WHAT THE TASK REQUIRES – Go through the records line by line and work out how many lines hold the word "JSON". Answer with the number only.

RECORDS FOR THIS EXERCISE –
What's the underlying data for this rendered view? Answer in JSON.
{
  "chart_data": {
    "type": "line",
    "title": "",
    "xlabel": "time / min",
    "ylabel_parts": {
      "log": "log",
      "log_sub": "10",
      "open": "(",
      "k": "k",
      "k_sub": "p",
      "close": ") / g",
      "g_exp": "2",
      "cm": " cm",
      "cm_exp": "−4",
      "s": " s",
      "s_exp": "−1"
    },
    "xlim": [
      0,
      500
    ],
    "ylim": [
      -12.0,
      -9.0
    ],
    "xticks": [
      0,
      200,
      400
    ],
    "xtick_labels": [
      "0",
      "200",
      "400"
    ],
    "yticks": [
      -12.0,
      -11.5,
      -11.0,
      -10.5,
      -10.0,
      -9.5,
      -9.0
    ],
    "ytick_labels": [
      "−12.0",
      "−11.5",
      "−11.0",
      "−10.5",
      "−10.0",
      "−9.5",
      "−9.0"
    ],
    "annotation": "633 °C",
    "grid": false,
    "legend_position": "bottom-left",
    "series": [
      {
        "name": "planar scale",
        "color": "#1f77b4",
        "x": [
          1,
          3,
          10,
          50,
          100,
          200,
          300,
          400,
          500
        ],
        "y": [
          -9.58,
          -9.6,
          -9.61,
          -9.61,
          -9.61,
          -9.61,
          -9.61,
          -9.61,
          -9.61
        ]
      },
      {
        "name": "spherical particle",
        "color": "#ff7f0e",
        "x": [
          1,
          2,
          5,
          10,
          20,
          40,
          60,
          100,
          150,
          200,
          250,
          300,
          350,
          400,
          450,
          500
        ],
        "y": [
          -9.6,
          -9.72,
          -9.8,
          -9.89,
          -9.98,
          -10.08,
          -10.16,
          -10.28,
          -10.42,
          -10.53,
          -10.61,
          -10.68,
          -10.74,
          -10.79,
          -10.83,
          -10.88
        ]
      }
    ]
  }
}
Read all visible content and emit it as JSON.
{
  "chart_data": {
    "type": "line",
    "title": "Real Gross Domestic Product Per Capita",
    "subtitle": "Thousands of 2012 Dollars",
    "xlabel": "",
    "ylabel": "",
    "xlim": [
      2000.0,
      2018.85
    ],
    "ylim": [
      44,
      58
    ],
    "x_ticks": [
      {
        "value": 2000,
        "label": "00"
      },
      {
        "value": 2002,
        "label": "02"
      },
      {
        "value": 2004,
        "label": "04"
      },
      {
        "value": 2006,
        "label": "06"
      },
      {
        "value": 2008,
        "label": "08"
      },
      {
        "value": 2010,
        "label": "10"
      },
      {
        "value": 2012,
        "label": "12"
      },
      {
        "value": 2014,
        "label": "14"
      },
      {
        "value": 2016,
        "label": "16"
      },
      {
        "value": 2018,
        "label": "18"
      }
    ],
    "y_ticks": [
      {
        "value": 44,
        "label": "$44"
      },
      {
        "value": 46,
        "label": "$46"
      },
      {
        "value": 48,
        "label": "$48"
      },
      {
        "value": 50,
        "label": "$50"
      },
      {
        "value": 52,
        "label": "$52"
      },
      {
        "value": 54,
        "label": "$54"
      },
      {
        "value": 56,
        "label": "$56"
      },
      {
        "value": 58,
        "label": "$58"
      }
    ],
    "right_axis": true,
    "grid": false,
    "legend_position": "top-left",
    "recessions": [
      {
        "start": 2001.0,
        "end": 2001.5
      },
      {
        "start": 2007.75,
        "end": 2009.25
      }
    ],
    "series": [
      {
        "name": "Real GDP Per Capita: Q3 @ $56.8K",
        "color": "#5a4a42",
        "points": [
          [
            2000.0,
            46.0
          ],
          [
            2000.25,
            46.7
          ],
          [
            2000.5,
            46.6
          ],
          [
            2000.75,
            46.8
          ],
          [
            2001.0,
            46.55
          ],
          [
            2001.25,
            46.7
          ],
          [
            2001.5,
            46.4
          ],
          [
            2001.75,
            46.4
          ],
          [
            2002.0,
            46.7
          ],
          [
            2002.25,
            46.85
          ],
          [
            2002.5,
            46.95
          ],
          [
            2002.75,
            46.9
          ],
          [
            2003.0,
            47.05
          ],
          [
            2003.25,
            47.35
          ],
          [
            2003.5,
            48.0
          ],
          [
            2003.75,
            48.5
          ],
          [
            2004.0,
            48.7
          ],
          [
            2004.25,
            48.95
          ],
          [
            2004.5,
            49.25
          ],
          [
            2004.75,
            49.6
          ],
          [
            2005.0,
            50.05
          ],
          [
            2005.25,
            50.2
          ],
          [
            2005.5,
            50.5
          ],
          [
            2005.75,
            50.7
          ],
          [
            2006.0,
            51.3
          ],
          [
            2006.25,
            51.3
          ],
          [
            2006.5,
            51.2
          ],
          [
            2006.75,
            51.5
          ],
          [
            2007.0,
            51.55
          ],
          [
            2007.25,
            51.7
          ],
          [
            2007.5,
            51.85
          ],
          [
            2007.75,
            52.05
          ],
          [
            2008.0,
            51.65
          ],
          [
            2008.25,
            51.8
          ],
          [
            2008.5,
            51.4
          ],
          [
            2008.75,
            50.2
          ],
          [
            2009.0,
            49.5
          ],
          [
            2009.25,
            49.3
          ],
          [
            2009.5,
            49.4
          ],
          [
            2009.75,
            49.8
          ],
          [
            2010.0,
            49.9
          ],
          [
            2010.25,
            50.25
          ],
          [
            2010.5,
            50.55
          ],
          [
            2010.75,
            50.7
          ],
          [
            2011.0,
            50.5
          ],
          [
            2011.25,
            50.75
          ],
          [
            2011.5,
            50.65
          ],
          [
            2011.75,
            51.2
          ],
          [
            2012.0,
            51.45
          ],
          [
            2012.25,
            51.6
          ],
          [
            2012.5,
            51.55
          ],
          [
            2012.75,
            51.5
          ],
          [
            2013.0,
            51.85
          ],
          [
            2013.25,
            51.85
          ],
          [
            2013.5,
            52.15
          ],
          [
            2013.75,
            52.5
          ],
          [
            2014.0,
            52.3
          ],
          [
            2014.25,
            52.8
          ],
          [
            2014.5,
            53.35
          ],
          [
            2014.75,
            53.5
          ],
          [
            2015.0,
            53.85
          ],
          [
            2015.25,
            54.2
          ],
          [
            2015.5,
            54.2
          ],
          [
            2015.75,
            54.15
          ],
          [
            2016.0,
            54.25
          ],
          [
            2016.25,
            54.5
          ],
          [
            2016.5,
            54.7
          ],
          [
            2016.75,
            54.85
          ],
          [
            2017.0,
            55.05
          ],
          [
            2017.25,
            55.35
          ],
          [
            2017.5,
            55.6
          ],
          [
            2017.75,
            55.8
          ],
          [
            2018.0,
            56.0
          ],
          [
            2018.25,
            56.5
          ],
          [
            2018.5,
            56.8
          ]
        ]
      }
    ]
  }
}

SOLVED PROBLEM – 2